» GIVEN INSTRUCTION
Provide the records once more, identical to the original.

Recorded data:
================================
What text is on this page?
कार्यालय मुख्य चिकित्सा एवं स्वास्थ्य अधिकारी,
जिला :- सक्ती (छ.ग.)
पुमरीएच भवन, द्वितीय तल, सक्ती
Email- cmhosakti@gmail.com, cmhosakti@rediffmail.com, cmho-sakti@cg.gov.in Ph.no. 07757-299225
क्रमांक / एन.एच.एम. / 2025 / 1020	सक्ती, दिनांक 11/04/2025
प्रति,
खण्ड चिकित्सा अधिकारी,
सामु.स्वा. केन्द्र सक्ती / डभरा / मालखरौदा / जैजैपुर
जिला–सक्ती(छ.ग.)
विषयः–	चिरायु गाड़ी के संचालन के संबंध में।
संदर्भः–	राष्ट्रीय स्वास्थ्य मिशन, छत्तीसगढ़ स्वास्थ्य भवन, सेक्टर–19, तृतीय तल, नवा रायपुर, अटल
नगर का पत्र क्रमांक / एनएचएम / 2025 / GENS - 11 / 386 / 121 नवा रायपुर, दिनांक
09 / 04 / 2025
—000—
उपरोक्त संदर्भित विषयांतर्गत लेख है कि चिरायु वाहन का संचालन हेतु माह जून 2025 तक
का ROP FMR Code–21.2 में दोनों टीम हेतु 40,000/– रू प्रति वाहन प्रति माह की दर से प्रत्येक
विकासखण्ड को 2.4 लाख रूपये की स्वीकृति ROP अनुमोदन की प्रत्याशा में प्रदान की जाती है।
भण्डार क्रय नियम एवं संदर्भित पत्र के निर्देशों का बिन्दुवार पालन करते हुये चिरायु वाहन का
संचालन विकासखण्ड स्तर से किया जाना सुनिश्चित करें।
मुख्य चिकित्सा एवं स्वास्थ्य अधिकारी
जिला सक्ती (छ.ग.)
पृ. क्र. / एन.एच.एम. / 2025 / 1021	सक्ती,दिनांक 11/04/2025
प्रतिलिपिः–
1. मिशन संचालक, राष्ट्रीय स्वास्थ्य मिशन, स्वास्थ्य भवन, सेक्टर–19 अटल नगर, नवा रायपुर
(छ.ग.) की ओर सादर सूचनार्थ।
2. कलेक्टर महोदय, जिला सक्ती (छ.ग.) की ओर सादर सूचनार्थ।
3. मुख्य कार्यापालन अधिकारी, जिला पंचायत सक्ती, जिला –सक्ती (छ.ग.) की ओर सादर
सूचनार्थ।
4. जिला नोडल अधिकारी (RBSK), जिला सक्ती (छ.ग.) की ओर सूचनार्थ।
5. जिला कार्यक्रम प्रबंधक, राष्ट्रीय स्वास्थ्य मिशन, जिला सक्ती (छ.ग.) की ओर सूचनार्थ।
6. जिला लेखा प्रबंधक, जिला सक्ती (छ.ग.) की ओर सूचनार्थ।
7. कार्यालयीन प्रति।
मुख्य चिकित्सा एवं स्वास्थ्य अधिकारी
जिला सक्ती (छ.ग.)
================================
» EXERCISE OUTPUT
What text is on this page?
कार्यालय मुख्य चिकित्सा एवं स्वास्थ्य अधिकारी,
जिला :- सक्ती (छ.ग.)
पुमरीएच भवन, द्वितीय तल, सक्ती
Email- cmhosakti@gmail.com, cmhosakti@rediffmail.com, cmho-sakti@cg.gov.in Ph.no. 07757-299225
क्रमांक / एन.एच.एम. / 2025 / 1020	सक्ती, दिनांक 11/04/2025
प्रति,
खण्ड चिकित्सा अधिकारी,
सामु.स्वा. केन्द्र सक्ती / डभरा / मालखरौदा / जैजैपुर
जिला–सक्ती(छ.ग.)
विषयः–	चिरायु गाड़ी के संचालन के संबंध में।
संदर्भः–	राष्ट्रीय स्वास्थ्य मिशन, छत्तीसगढ़ स्वास्थ्य भवन, सेक्टर–19, तृतीय तल, नवा रायपुर, अटल
नगर का पत्र क्रमांक / एनएचएम / 2025 / GENS - 11 / 386 / 121 नवा रायपुर, दिनांक
09 / 04 / 2025
—000—
उपरोक्त संदर्भित विषयांतर्गत लेख है कि चिरायु वाहन का संचालन हेतु माह जून 2025 तक
का ROP FMR Code–21.2 में दोनों टीम हेतु 40,000/– रू प्रति वाहन प्रति माह की दर से प्रत्येक
विकासखण्ड को 2.4 लाख रूपये की स्वीकृति ROP अनुमोदन की प्रत्याशा में प्रदान की जाती है।
भण्डार क्रय नियम एवं संदर्भित पत्र के निर्देशों का बिन्दुवार पालन करते हुये चिरायु वाहन का
संचालन विकासखण्ड स्तर से किया जाना सुनिश्चित करें।
मुख्य चिकित्सा एवं स्वास्थ्य अधिकारी
जिला सक्ती (छ.ग.)
पृ. क्र. / एन.एच.एम. / 2025 / 1021	सक्ती,दिनांक 11/04/2025
प्रतिलिपिः–
1. मिशन संचालक, राष्ट्रीय स्वास्थ्य मिशन, स्वास्थ्य भवन, सेक्टर–19 अटल नगर, नवा रायपुर
(छ.ग.) की ओर सादर सूचनार्थ।
2. कलेक्टर महोदय, जिला सक्ती (छ.ग.) की ओर सादर सूचनार्थ।
3. मुख्य कार्यापालन अधिकारी, जिला पंचायत सक्ती, जिला –सक्ती (छ.ग.) की ओर सादर
सूचनार्थ।
4. जिला नोडल अधिकारी (RBSK), जिला सक्ती (छ.ग.) की ओर सूचनार्थ।
5. जिला कार्यक्रम प्रबंधक, राष्ट्रीय स्वास्थ्य मिशन, जिला सक्ती (छ.ग.) की ओर सूचनार्थ।
6. जिला लेखा प्रबंधक, जिला सक्ती (छ.ग.) की ओर सूचनार्थ।
7. कार्यालयीन प्रति।
मुख्य चिकित्सा एवं स्वास्थ्य अधिकारी
जिला सक्ती (छ.ग.)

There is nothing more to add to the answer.